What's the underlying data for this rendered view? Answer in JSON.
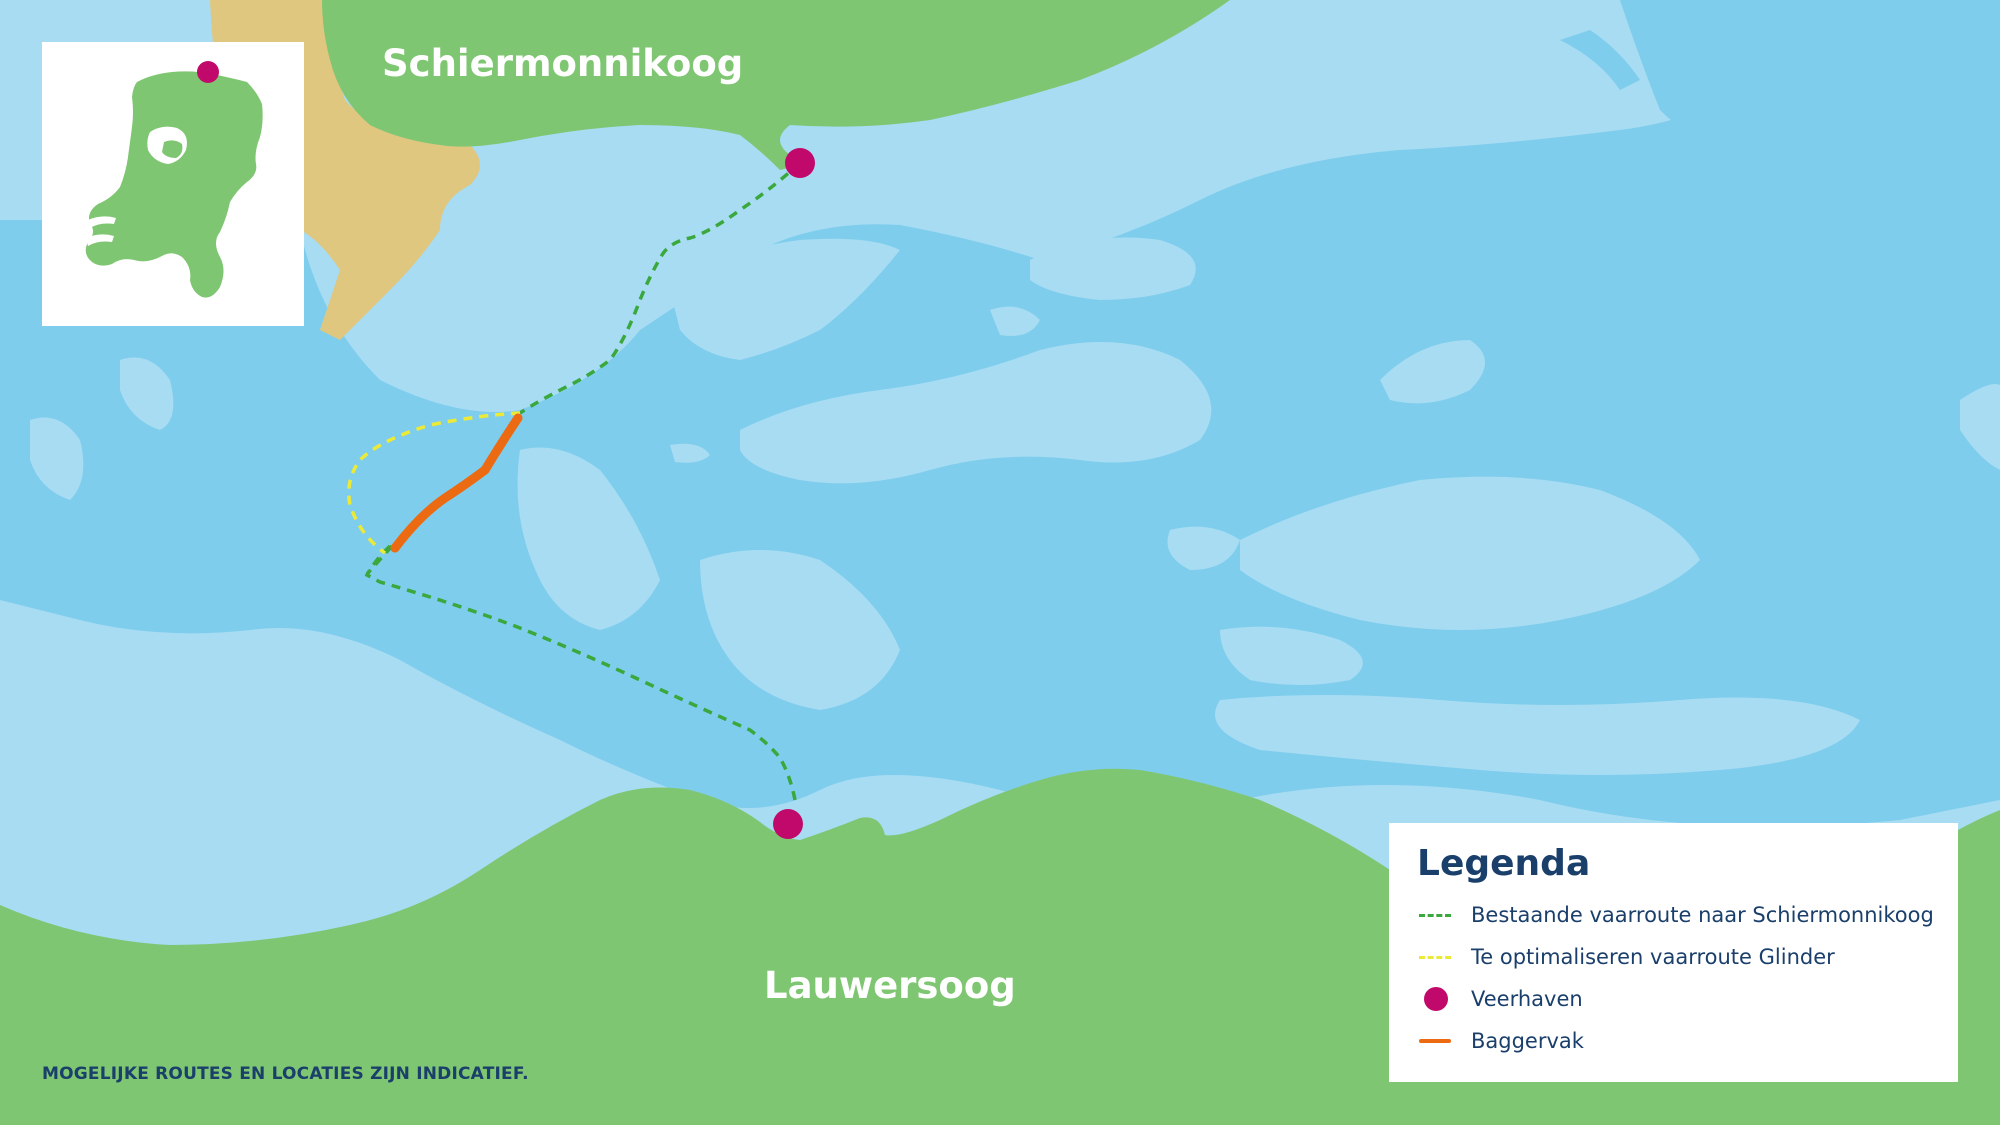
{
  "colors": {
    "sea": "#a7dcf3",
    "channel": "#7fcdec",
    "land": "#7fc672",
    "dune": "#dfc780",
    "existing_route": "#3aa83c",
    "glinder_route": "#ecea38",
    "ferry_port": "#c1096b",
    "dredge_section": "#ec6a11",
    "text_dark": "#1a3f6b"
  },
  "places": {
    "north_island": "Schiermonnikoog",
    "south_mainland": "Lauwersoog"
  },
  "legend": {
    "title": "Legenda",
    "items": [
      {
        "label": "Bestaande vaarroute naar Schiermonnikoog",
        "symbol": "dashed-line",
        "color": "#3aa83c"
      },
      {
        "label": "Te optimaliseren vaarroute Glinder",
        "symbol": "dashed-line",
        "color": "#ecea38"
      },
      {
        "label": "Veerhaven",
        "symbol": "dot",
        "color": "#c1096b"
      },
      {
        "label": "Baggervak",
        "symbol": "solid-line",
        "color": "#ec6a11"
      }
    ]
  },
  "disclaimer": "MOGELIJKE ROUTES EN LOCATIES ZIJN INDICATIEF.",
  "inset": {
    "country": "netherlands-silhouette",
    "marker": "ferry-port-location"
  }
}
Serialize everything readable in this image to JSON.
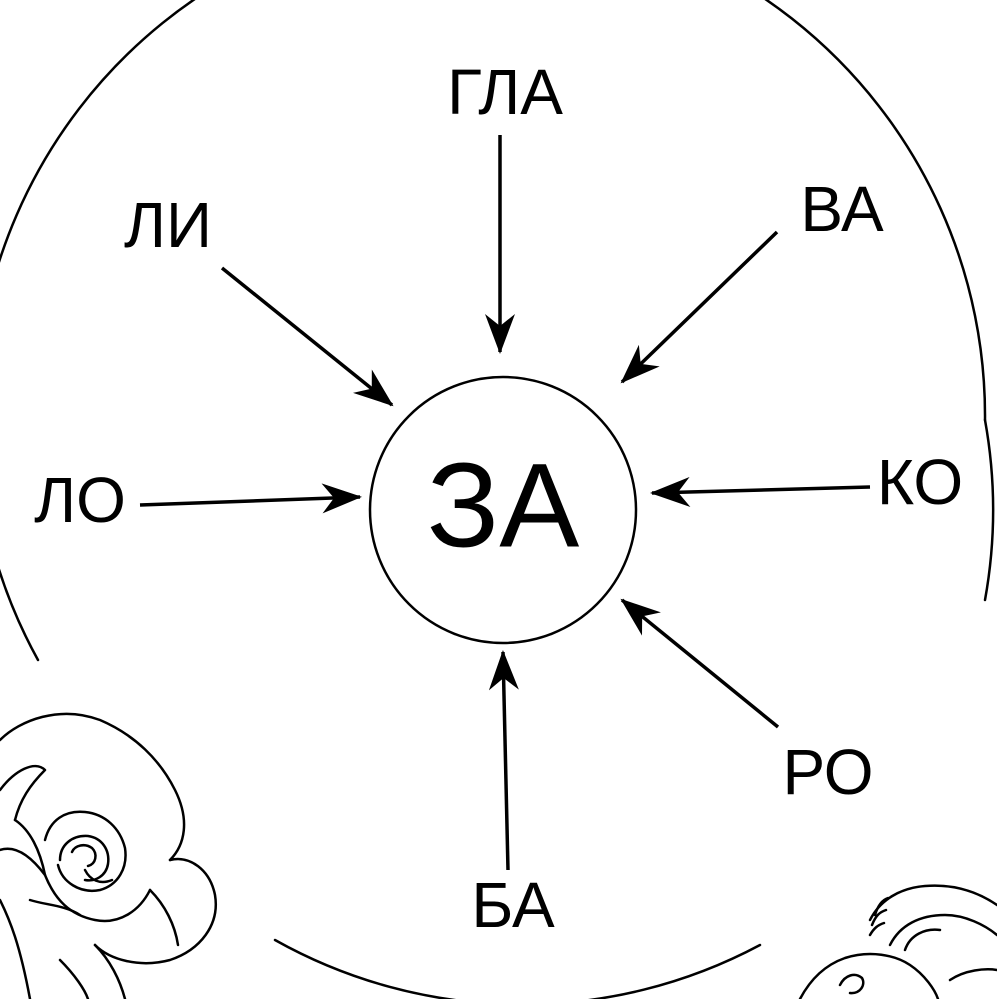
{
  "center": {
    "label": "ЗА"
  },
  "syllables": {
    "top": "ГЛА",
    "top_right": "ВА",
    "right": "КО",
    "bottom_right": "РО",
    "bottom": "БА",
    "left": "ЛО",
    "top_left": "ЛИ"
  },
  "decorations": [
    "rose-drawing",
    "goat-drawing"
  ]
}
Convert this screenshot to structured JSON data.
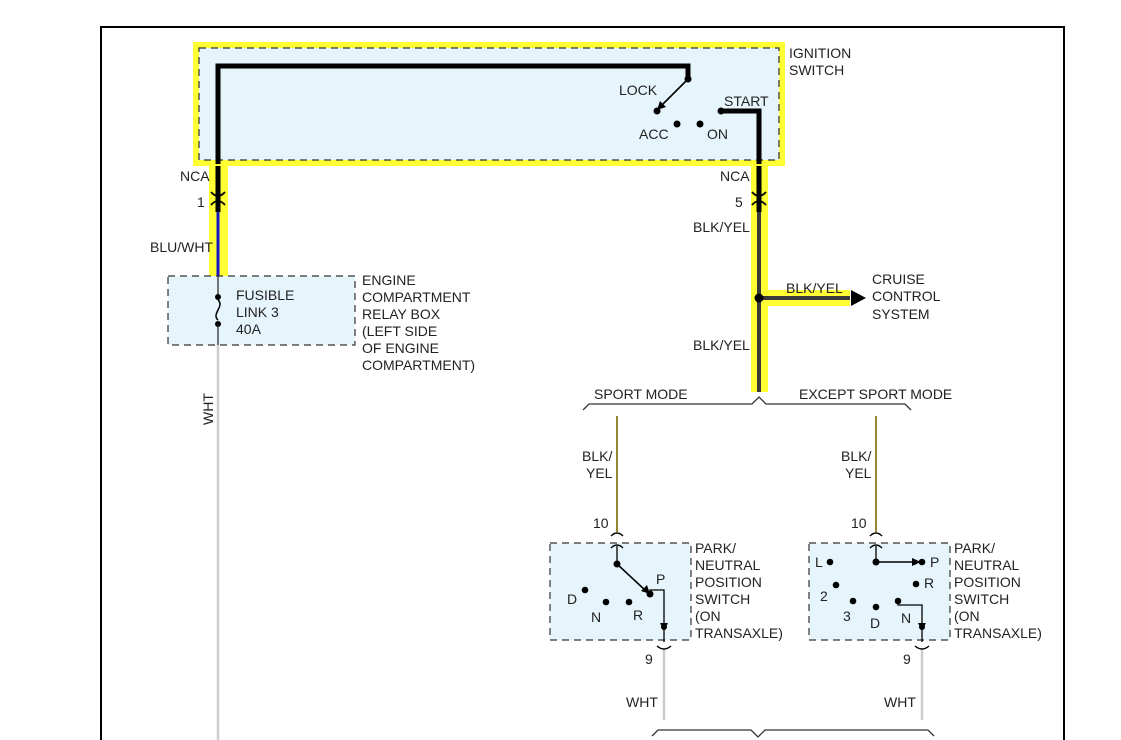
{
  "ignition_switch": {
    "label": [
      "IGNITION",
      "SWITCH"
    ],
    "positions": {
      "lock": "LOCK",
      "acc": "ACC",
      "on": "ON",
      "start": "START"
    }
  },
  "connectors": {
    "left": {
      "name": "NCA",
      "pin": "1"
    },
    "right": {
      "name": "NCA",
      "pin": "5"
    }
  },
  "wires": {
    "blu_wht": "BLU/WHT",
    "wht": "WHT",
    "blk_yel": "BLK/YEL",
    "blk_yel_stacked": [
      "BLK/",
      "YEL"
    ]
  },
  "relay_box": {
    "fusible_link": [
      "FUSIBLE",
      "LINK 3",
      "40A"
    ],
    "label": [
      "ENGINE",
      "COMPARTMENT",
      "RELAY BOX",
      "(LEFT SIDE",
      "OF ENGINE",
      "COMPARTMENT)"
    ]
  },
  "cruise_control": {
    "label": [
      "CRUISE",
      "CONTROL",
      "SYSTEM"
    ]
  },
  "modes": {
    "sport": "SPORT MODE",
    "except_sport": "EXCEPT SPORT MODE"
  },
  "pnp_switch": {
    "label": [
      "PARK/",
      "NEUTRAL",
      "POSITION",
      "SWITCH",
      "(ON",
      "TRANSAXLE)"
    ],
    "pin_top": "10",
    "pin_bottom": "9",
    "sport_positions": {
      "p": "P",
      "d": "D",
      "n": "N",
      "r": "R"
    },
    "except_positions": {
      "l": "L",
      "p": "P",
      "r": "R",
      "two": "2",
      "three": "3",
      "d": "D",
      "n": "N"
    }
  },
  "colors": {
    "highlight": "#ffff33",
    "box_fill": "#e6f4fb",
    "blu_wht": "#1515c8",
    "blk_yel": "#3a3a3a",
    "wht": "#cccccc"
  }
}
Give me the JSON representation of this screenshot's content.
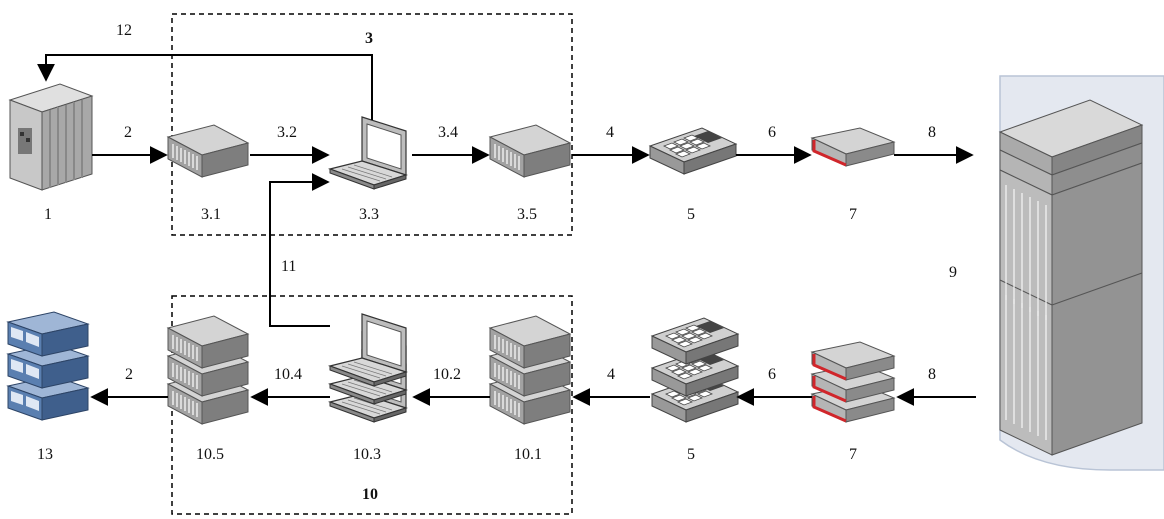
{
  "labels": {
    "n1": "1",
    "n2_top": "2",
    "n2_bottom": "2",
    "n3": "3",
    "n3_1": "3.1",
    "n3_2": "3.2",
    "n3_3": "3.3",
    "n3_4": "3.4",
    "n3_5": "3.5",
    "n4_top": "4",
    "n4_bottom": "4",
    "n5_top": "5",
    "n5_bottom": "5",
    "n6_top": "6",
    "n6_bottom": "6",
    "n7_top": "7",
    "n7_bottom": "7",
    "n8_top": "8",
    "n8_bottom": "8",
    "n9": "9",
    "n10": "10",
    "n10_1": "10.1",
    "n10_2": "10.2",
    "n10_3": "10.3",
    "n10_4": "10.4",
    "n10_5": "10.5",
    "n11": "11",
    "n12": "12",
    "n13": "13"
  },
  "colors": {
    "device_top": "#d2d2d2",
    "device_front": "#9b9b9b",
    "device_side": "#7a7a7a",
    "router_red": "#d0262b",
    "server_blue": "#5a7fb0",
    "rack_bg": "#e4e8f0"
  },
  "icons": [
    "rugged-server-icon",
    "switch-icon",
    "laptop-icon",
    "phone-keypad-icon",
    "router-icon",
    "server-rack-icon",
    "server-stack-icon"
  ]
}
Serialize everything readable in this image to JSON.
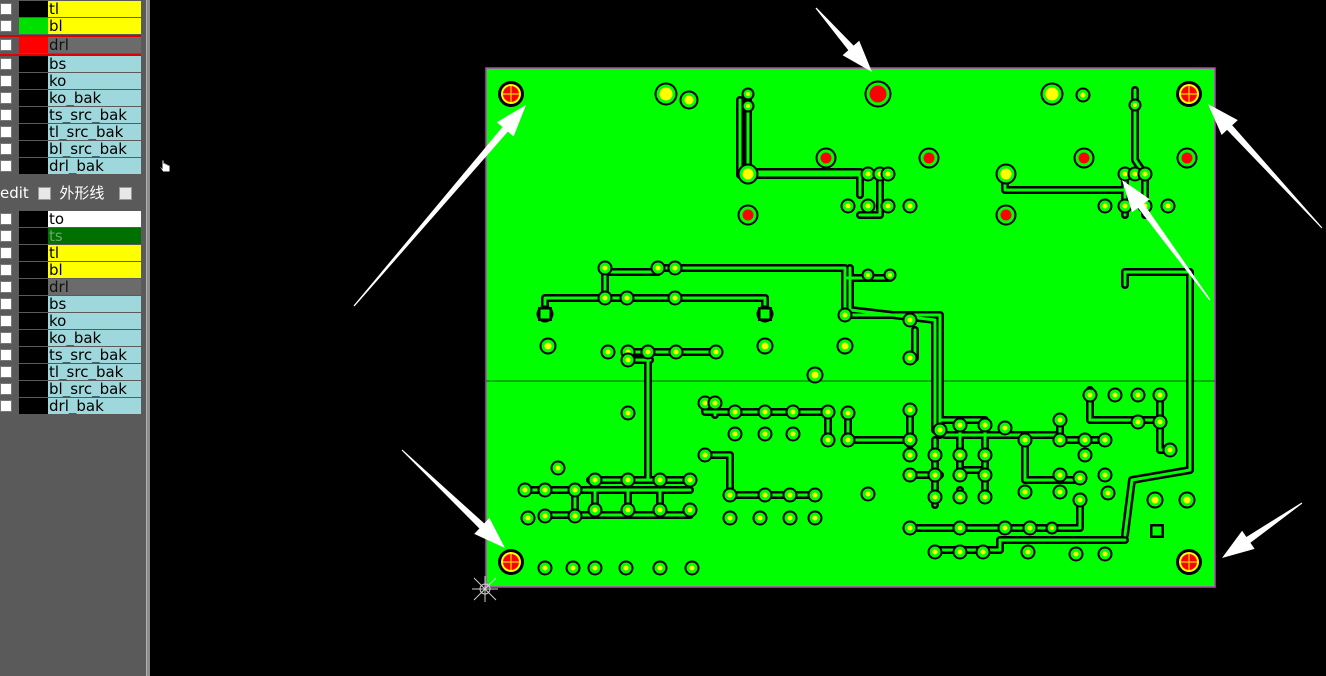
{
  "layer_panel": {
    "top_list": [
      {
        "name": "tl",
        "swatch": "#000000",
        "label_bg": "#ffff00"
      },
      {
        "name": "bl",
        "swatch": "#00e000",
        "label_bg": "#ffff00"
      },
      {
        "name": "drl",
        "swatch": "#ff0000",
        "label_bg": "#6b6b6b"
      },
      {
        "name": "bs",
        "swatch": "#000000",
        "label_bg": "#9fd8dc"
      },
      {
        "name": "ko",
        "swatch": "#000000",
        "label_bg": "#9fd8dc"
      },
      {
        "name": "ko_bak",
        "swatch": "#000000",
        "label_bg": "#9fd8dc"
      },
      {
        "name": "ts_src_bak",
        "swatch": "#000000",
        "label_bg": "#9fd8dc"
      },
      {
        "name": "tl_src_bak",
        "swatch": "#000000",
        "label_bg": "#9fd8dc"
      },
      {
        "name": "bl_src_bak",
        "swatch": "#000000",
        "label_bg": "#9fd8dc"
      },
      {
        "name": "drl_bak",
        "swatch": "#000000",
        "label_bg": "#9fd8dc"
      }
    ],
    "edit_bar": {
      "edit_label": "edit",
      "outline_label": "外形线",
      "third_label": "␣"
    },
    "bottom_list": [
      {
        "name": "to",
        "swatch": "#000000",
        "label_bg": "#ffffff"
      },
      {
        "name": "ts",
        "swatch": "#000000",
        "label_bg": "#007000"
      },
      {
        "name": "tl",
        "swatch": "#000000",
        "label_bg": "#ffff00"
      },
      {
        "name": "bl",
        "swatch": "#000000",
        "label_bg": "#ffff00"
      },
      {
        "name": "drl",
        "swatch": "#000000",
        "label_bg": "#6b6b6b"
      },
      {
        "name": "bs",
        "swatch": "#000000",
        "label_bg": "#9fd8dc"
      },
      {
        "name": "ko",
        "swatch": "#000000",
        "label_bg": "#9fd8dc"
      },
      {
        "name": "ko_bak",
        "swatch": "#000000",
        "label_bg": "#9fd8dc"
      },
      {
        "name": "ts_src_bak",
        "swatch": "#000000",
        "label_bg": "#9fd8dc"
      },
      {
        "name": "tl_src_bak",
        "swatch": "#000000",
        "label_bg": "#9fd8dc"
      },
      {
        "name": "bl_src_bak",
        "swatch": "#000000",
        "label_bg": "#9fd8dc"
      },
      {
        "name": "drl_bak",
        "swatch": "#000000",
        "label_bg": "#9fd8dc"
      }
    ]
  },
  "board": {
    "copper_color": "#00ff00",
    "outline_color": "#cc33cc",
    "pad_color": "#ffff00",
    "hole_color": "#ff0000",
    "background": "#000000",
    "annotation_arrow_color": "#ffffff",
    "annotation_arrow_count": 6
  },
  "icons": {
    "cursor": "hand-pointer-icon",
    "origin": "origin-crosshair-icon"
  }
}
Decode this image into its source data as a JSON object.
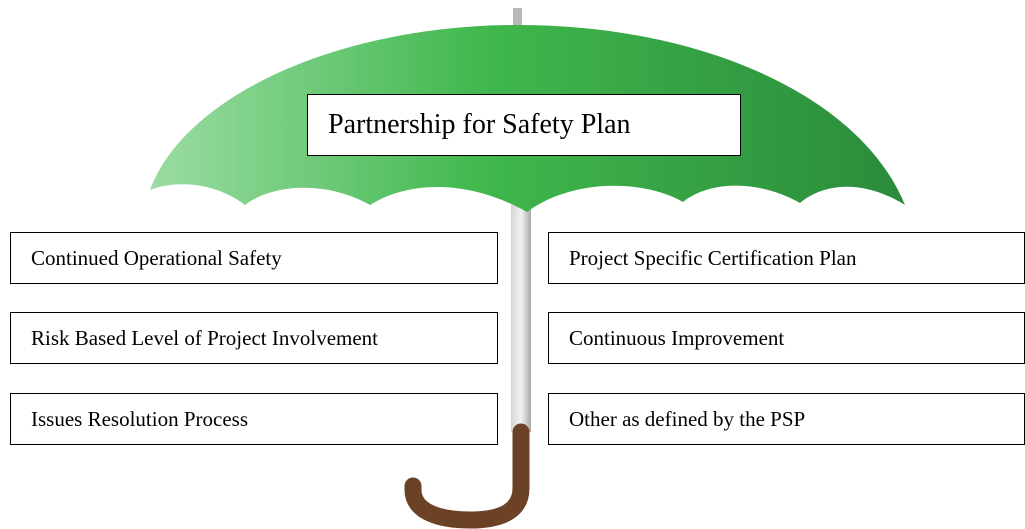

══════

▶ EXERCISE TASK
Filter lines by "data" and return each hit.

▶ FINAL RESULT
What's the underlying data for this rendered view? Answer in JSON.
Convert this screenshot to structured JSON data.
Decode this image into its source data as a JSON object.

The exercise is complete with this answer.